--- BEGIN ---
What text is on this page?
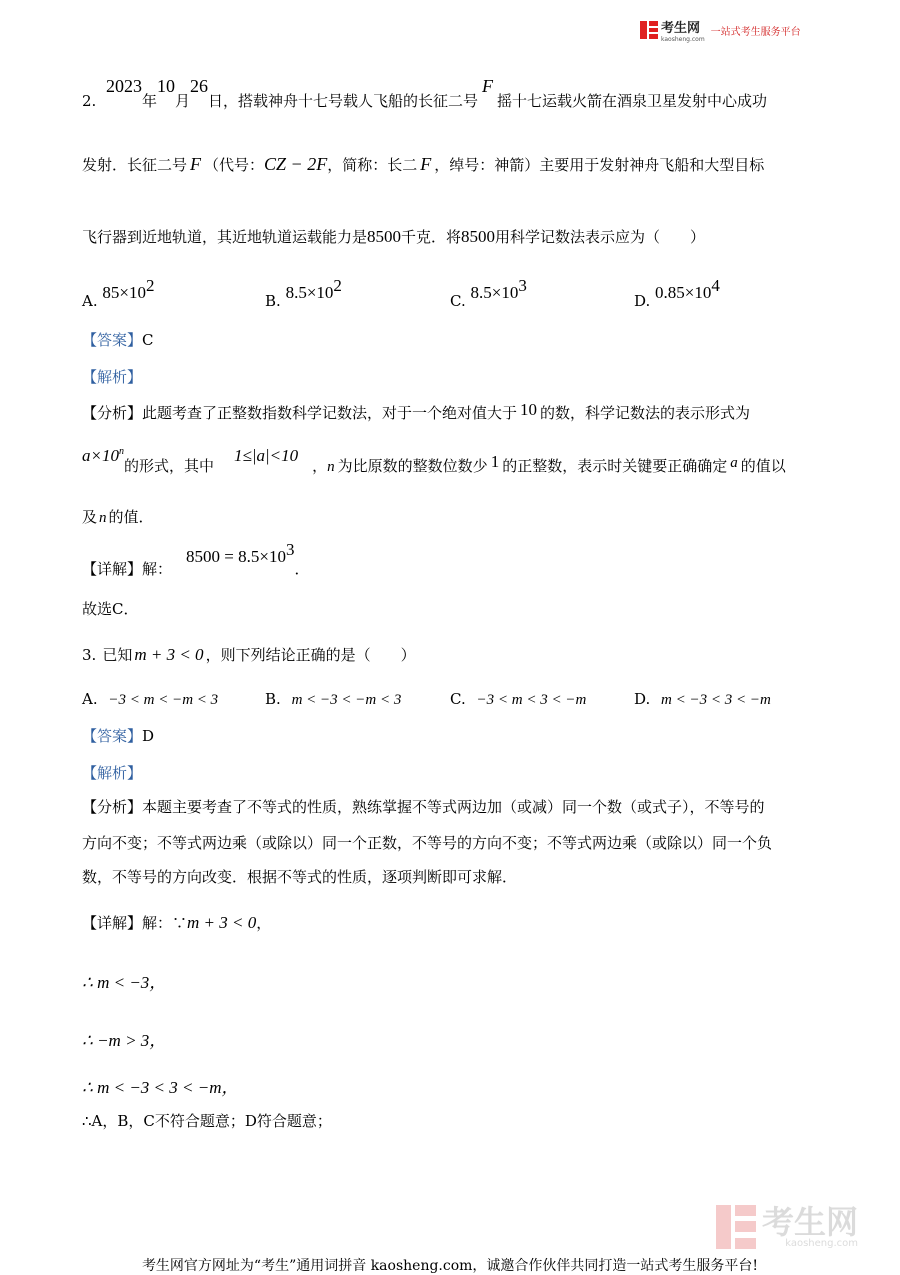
考生网
kaosheng.com
一站式考生服务平台
2.2023年10月26日，搭载神舟十七号载人飞船的长征二号F摇十七运载火箭在酒泉卫星发射中心成功
发射．长征二号 F （代号：CZ − 2F，简称：长二 F ，绰号：神箭）主要用于发射神舟飞船和大型目标
飞行器到近地轨道，其近地轨道运载能力是8500千克．将8500用科学记数法表示应为（　　）
A. $85\times 10^2$
B. $8.5\times 10^2$
C. $8.5\times 10^3$
D. $0.85\times 10^4$
【答案】C
【解析】
【分析】此题考查了正整数指数科学记数法，对于一个绝对值大于 10 的数，科学记数法的表示形式为
$a\times 10^n$的形式，其中1≤|a|<10，n 为比原数的整数位数少 1 的正整数，表示时关键要正确确定 a 的值以
及 n 的值．
【详解】解：$8500 = 8.5\times 10^3$．
故选C．
3. 已知 m + 3 < 0 ，则下列结论正确的是（　　）
A. −3 < m < −m < 3	B. m < −3 < −m < 3	C. −3 < m < 3 < −m	D. m < −3 < 3 < −m
【答案】D
【解析】
【分析】本题主要考查了不等式的性质，熟练掌握不等式两边加（或减）同一个数（或式子），不等号的
方向不变；不等式两边乘（或除以）同一个正数，不等号的方向不变；不等式两边乘（或除以）同一个负
数，不等号的方向改变．根据不等式的性质，逐项判断即可求解．
【详解】解：∵m + 3 < 0，
∴ m < −3，
∴ −m > 3，
∴ m < −3 < 3 < −m，
∴A，B，C不符合题意；D符合题意；
考生网
kaosheng.com
考生网官方网址为“考生”通用词拼音 kaosheng.com，诚邀合作伙伴共同打造一站式考生服务平台!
--- END ---
Task directions
Skipping the pictures, transcribe each line above exactly as it appears.

Solution for this problem
What text is on this page?
考生网
kaosheng.com
一站式考生服务平台
2.2023年10月26日，搭载神舟十七号载人飞船的长征二号F摇十七运载火箭在酒泉卫星发射中心成功
发射．长征二号 F （代号：CZ − 2F，简称：长二 F ，绰号：神箭）主要用于发射神舟飞船和大型目标
飞行器到近地轨道，其近地轨道运载能力是8500千克．将8500用科学记数法表示应为（　　）
A. $85\times 10^2$
B. $8.5\times 10^2$
C. $8.5\times 10^3$
D. $0.85\times 10^4$
【答案】C
【解析】
【分析】此题考查了正整数指数科学记数法，对于一个绝对值大于 10 的数，科学记数法的表示形式为
$a\times 10^n$的形式，其中1≤|a|<10，n 为比原数的整数位数少 1 的正整数，表示时关键要正确确定 a 的值以
及 n 的值．
【详解】解：$8500 = 8.5\times 10^3$．
故选C．
3. 已知 m + 3 < 0 ，则下列结论正确的是（　　）
A. −3 < m < −m < 3	B. m < −3 < −m < 3	C. −3 < m < 3 < −m	D. m < −3 < 3 < −m
【答案】D
【解析】
【分析】本题主要考查了不等式的性质，熟练掌握不等式两边加（或减）同一个数（或式子），不等号的
方向不变；不等式两边乘（或除以）同一个正数，不等号的方向不变；不等式两边乘（或除以）同一个负
数，不等号的方向改变．根据不等式的性质，逐项判断即可求解．
【详解】解：∵m + 3 < 0，
∴ m < −3，
∴ −m > 3，
∴ m < −3 < 3 < −m，
∴A，B，C不符合题意；D符合题意；
考生网
kaosheng.com
考生网官方网址为“考生”通用词拼音 kaosheng.com，诚邀合作伙伴共同打造一站式考生服务平台!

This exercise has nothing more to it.